Goal:
Assemble all lines in which the string "name" appears.

· · · · · · ·

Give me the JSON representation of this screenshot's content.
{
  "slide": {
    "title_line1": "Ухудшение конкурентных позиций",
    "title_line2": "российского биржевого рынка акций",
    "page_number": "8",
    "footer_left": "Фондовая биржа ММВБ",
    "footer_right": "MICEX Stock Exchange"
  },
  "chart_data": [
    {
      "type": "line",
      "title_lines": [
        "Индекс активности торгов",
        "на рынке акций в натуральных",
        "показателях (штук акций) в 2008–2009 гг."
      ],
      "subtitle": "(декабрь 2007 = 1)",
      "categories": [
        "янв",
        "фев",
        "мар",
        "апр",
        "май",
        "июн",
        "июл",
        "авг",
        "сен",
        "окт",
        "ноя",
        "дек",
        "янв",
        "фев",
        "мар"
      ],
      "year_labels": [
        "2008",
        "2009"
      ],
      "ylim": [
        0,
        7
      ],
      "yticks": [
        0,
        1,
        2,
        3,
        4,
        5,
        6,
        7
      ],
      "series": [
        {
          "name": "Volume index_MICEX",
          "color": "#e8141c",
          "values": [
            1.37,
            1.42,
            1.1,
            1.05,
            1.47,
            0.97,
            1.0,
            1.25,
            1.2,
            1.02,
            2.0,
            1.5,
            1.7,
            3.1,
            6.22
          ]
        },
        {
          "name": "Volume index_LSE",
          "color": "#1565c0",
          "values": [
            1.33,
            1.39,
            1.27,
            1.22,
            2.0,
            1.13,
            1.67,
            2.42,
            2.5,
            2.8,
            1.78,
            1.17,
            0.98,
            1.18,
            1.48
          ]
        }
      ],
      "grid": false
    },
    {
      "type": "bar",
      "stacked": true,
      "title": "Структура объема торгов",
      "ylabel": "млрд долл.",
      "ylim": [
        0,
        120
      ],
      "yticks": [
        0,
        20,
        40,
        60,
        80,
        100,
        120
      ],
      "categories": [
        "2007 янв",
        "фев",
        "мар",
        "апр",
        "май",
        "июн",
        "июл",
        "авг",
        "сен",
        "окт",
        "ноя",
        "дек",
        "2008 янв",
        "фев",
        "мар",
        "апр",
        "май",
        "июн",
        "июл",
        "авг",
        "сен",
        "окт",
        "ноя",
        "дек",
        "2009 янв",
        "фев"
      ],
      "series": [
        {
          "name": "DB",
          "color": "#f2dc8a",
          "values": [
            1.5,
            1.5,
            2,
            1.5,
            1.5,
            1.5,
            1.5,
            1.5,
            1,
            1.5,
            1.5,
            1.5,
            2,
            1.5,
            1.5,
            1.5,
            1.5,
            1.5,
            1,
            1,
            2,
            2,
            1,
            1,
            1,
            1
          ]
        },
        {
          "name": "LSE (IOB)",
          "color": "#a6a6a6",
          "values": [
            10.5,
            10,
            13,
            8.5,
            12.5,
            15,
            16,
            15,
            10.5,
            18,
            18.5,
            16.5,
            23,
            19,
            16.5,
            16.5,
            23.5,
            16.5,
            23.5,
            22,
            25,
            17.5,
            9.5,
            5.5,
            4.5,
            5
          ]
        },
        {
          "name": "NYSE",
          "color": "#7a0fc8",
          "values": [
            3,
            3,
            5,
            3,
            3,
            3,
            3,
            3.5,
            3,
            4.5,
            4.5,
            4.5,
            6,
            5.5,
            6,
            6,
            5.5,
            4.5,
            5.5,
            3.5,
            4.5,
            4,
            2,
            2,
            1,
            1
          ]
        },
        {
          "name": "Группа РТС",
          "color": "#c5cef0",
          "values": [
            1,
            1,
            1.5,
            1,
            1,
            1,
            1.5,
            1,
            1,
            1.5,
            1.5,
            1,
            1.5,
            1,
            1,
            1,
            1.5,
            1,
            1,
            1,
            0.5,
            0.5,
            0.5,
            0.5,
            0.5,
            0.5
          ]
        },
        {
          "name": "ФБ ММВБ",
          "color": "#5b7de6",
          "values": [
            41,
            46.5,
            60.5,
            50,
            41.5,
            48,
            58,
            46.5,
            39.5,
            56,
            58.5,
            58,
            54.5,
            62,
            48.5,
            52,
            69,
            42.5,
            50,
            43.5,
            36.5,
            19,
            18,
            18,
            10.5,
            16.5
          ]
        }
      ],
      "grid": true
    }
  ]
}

· · · · · · ·

Finished task:
          "name": "Volume index_MICEX",
          "name": "Volume index_LSE",
          "name": "DB",
          "name": "LSE (IOB)",
          "name": "NYSE",
          "name": "Группа РТС",
          "name": "ФБ ММВБ",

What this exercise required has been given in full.